- [Data entries]

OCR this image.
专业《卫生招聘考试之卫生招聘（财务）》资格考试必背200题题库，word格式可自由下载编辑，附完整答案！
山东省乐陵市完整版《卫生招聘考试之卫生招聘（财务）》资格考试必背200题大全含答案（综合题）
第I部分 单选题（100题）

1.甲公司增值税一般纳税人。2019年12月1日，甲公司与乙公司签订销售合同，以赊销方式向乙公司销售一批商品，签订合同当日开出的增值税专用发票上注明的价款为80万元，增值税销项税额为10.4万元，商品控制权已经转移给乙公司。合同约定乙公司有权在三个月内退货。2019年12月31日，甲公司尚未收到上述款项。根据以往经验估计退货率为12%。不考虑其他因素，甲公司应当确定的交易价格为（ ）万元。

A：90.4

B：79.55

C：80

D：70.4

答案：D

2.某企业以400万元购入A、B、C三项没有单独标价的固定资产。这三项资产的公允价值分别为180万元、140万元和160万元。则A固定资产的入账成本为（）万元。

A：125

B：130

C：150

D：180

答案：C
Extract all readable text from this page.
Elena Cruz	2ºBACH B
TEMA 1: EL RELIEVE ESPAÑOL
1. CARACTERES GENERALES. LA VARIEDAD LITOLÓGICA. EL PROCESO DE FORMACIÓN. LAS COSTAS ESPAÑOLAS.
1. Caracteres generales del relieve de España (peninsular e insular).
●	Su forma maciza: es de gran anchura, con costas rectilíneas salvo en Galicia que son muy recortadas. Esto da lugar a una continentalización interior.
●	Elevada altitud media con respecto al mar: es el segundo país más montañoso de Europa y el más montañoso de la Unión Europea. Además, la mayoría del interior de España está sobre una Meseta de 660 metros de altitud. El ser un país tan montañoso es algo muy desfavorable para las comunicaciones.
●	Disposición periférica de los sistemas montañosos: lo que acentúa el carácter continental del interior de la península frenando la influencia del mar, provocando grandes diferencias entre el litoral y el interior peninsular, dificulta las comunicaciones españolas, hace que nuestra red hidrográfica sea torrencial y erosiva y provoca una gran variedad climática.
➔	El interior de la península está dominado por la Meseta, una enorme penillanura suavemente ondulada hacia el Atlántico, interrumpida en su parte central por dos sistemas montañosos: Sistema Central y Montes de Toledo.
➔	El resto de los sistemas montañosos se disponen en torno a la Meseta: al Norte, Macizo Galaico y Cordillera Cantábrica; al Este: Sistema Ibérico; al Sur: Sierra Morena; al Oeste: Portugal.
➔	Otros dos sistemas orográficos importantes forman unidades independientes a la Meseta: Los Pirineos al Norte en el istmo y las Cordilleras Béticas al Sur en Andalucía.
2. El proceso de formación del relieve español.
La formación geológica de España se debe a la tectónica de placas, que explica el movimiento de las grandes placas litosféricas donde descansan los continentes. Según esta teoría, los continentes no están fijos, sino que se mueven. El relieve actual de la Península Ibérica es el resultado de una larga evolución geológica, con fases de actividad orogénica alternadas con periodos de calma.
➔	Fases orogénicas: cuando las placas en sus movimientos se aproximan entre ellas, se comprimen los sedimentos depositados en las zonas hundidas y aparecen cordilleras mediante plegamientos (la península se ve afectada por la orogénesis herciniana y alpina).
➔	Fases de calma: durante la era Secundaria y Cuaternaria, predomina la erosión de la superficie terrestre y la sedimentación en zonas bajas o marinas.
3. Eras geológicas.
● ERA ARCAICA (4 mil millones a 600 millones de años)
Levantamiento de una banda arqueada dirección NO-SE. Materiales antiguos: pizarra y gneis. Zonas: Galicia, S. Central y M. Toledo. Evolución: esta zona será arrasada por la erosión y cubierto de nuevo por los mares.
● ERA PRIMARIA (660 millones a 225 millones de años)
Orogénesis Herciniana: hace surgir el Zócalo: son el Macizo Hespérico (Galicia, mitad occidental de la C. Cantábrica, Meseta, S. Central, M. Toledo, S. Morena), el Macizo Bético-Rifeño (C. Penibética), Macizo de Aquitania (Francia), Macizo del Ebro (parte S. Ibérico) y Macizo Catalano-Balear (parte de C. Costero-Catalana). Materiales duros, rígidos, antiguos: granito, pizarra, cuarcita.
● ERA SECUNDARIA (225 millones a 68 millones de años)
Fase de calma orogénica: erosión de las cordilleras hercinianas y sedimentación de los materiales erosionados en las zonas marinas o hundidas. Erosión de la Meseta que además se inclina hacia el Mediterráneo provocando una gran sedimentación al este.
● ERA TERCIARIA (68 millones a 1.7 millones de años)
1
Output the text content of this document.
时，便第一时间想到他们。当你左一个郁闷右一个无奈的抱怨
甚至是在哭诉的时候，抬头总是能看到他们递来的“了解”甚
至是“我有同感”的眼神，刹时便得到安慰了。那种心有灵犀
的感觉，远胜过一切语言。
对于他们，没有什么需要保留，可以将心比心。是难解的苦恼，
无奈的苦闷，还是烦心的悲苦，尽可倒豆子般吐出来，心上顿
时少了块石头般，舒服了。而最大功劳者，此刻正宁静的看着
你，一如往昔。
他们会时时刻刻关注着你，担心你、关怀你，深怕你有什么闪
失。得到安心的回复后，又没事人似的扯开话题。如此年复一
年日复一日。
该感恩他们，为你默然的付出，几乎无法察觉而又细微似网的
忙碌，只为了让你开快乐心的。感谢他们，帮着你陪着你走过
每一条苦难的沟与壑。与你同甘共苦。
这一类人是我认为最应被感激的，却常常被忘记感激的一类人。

- [Challenge] Quote the material exactly, leaving nothing out.

- [Exercise output]
OCR this image.
专业《卫生招聘考试之卫生招聘（财务）》资格考试必背200题题库，word格式可自由下载编辑，附完整答案！
山东省乐陵市完整版《卫生招聘考试之卫生招聘（财务）》资格考试必背200题大全含答案（综合题）
第I部分 单选题（100题）

1.甲公司增值税一般纳税人。2019年12月1日，甲公司与乙公司签订销售合同，以赊销方式向乙公司销售一批商品，签订合同当日开出的增值税专用发票上注明的价款为80万元，增值税销项税额为10.4万元，商品控制权已经转移给乙公司。合同约定乙公司有权在三个月内退货。2019年12月31日，甲公司尚未收到上述款项。根据以往经验估计退货率为12%。不考虑其他因素，甲公司应当确定的交易价格为（ ）万元。

A：90.4

B：79.55

C：80

D：70.4

答案：D

2.某企业以400万元购入A、B、C三项没有单独标价的固定资产。这三项资产的公允价值分别为180万元、140万元和160万元。则A固定资产的入账成本为（）万元。

A：125

B：130

C：150

D：180

答案：C
Extract all readable text from this page.
Elena Cruz	2ºBACH B
TEMA 1: EL RELIEVE ESPAÑOL
1. CARACTERES GENERALES. LA VARIEDAD LITOLÓGICA. EL PROCESO DE FORMACIÓN. LAS COSTAS ESPAÑOLAS.
1. Caracteres generales del relieve de España (peninsular e insular).
●	Su forma maciza: es de gran anchura, con costas rectilíneas salvo en Galicia que son muy recortadas. Esto da lugar a una continentalización interior.
●	Elevada altitud media con respecto al mar: es el segundo país más montañoso de Europa y el más montañoso de la Unión Europea. Además, la mayoría del interior de España está sobre una Meseta de 660 metros de altitud. El ser un país tan montañoso es algo muy desfavorable para las comunicaciones.
●	Disposición periférica de los sistemas montañosos: lo que acentúa el carácter continental del interior de la península frenando la influencia del mar, provocando grandes diferencias entre el litoral y el interior peninsular, dificulta las comunicaciones españolas, hace que nuestra red hidrográfica sea torrencial y erosiva y provoca una gran variedad climática.
➔	El interior de la península está dominado por la Meseta, una enorme penillanura suavemente ondulada hacia el Atlántico, interrumpida en su parte central por dos sistemas montañosos: Sistema Central y Montes de Toledo.
➔	El resto de los sistemas montañosos se disponen en torno a la Meseta: al Norte, Macizo Galaico y Cordillera Cantábrica; al Este: Sistema Ibérico; al Sur: Sierra Morena; al Oeste: Portugal.
➔	Otros dos sistemas orográficos importantes forman unidades independientes a la Meseta: Los Pirineos al Norte en el istmo y las Cordilleras Béticas al Sur en Andalucía.
2. El proceso de formación del relieve español.
La formación geológica de España se debe a la tectónica de placas, que explica el movimiento de las grandes placas litosféricas donde descansan los continentes. Según esta teoría, los continentes no están fijos, sino que se mueven. El relieve actual de la Península Ibérica es el resultado de una larga evolución geológica, con fases de actividad orogénica alternadas con periodos de calma.
➔	Fases orogénicas: cuando las placas en sus movimientos se aproximan entre ellas, se comprimen los sedimentos depositados en las zonas hundidas y aparecen cordilleras mediante plegamientos (la península se ve afectada por la orogénesis herciniana y alpina).
➔	Fases de calma: durante la era Secundaria y Cuaternaria, predomina la erosión de la superficie terrestre y la sedimentación en zonas bajas o marinas.
3. Eras geológicas.
● ERA ARCAICA (4 mil millones a 600 millones de años)
Levantamiento de una banda arqueada dirección NO-SE. Materiales antiguos: pizarra y gneis. Zonas: Galicia, S. Central y M. Toledo. Evolución: esta zona será arrasada por la erosión y cubierto de nuevo por los mares.
● ERA PRIMARIA (660 millones a 225 millones de años)
Orogénesis Herciniana: hace surgir el Zócalo: son el Macizo Hespérico (Galicia, mitad occidental de la C. Cantábrica, Meseta, S. Central, M. Toledo, S. Morena), el Macizo Bético-Rifeño (C. Penibética), Macizo de Aquitania (Francia), Macizo del Ebro (parte S. Ibérico) y Macizo Catalano-Balear (parte de C. Costero-Catalana). Materiales duros, rígidos, antiguos: granito, pizarra, cuarcita.
● ERA SECUNDARIA (225 millones a 68 millones de años)
Fase de calma orogénica: erosión de las cordilleras hercinianas y sedimentación de los materiales erosionados en las zonas marinas o hundidas. Erosión de la Meseta que además se inclina hacia el Mediterráneo provocando una gran sedimentación al este.
● ERA TERCIARIA (68 millones a 1.7 millones de años)
1
Output the text content of this document.
时，便第一时间想到他们。当你左一个郁闷右一个无奈的抱怨
甚至是在哭诉的时候，抬头总是能看到他们递来的“了解”甚
至是“我有同感”的眼神，刹时便得到安慰了。那种心有灵犀
的感觉，远胜过一切语言。
对于他们，没有什么需要保留，可以将心比心。是难解的苦恼，
无奈的苦闷，还是烦心的悲苦，尽可倒豆子般吐出来，心上顿
时少了块石头般，舒服了。而最大功劳者，此刻正宁静的看着
你，一如往昔。
他们会时时刻刻关注着你，担心你、关怀你，深怕你有什么闪
失。得到安心的回复后，又没事人似的扯开话题。如此年复一
年日复一日。
该感恩他们，为你默然的付出，几乎无法察觉而又细微似网的
忙碌，只为了让你开快乐心的。感谢他们，帮着你陪着你走过
每一条苦难的沟与壑。与你同甘共苦。
这一类人是我认为最应被感激的，却常常被忘记感激的一类人。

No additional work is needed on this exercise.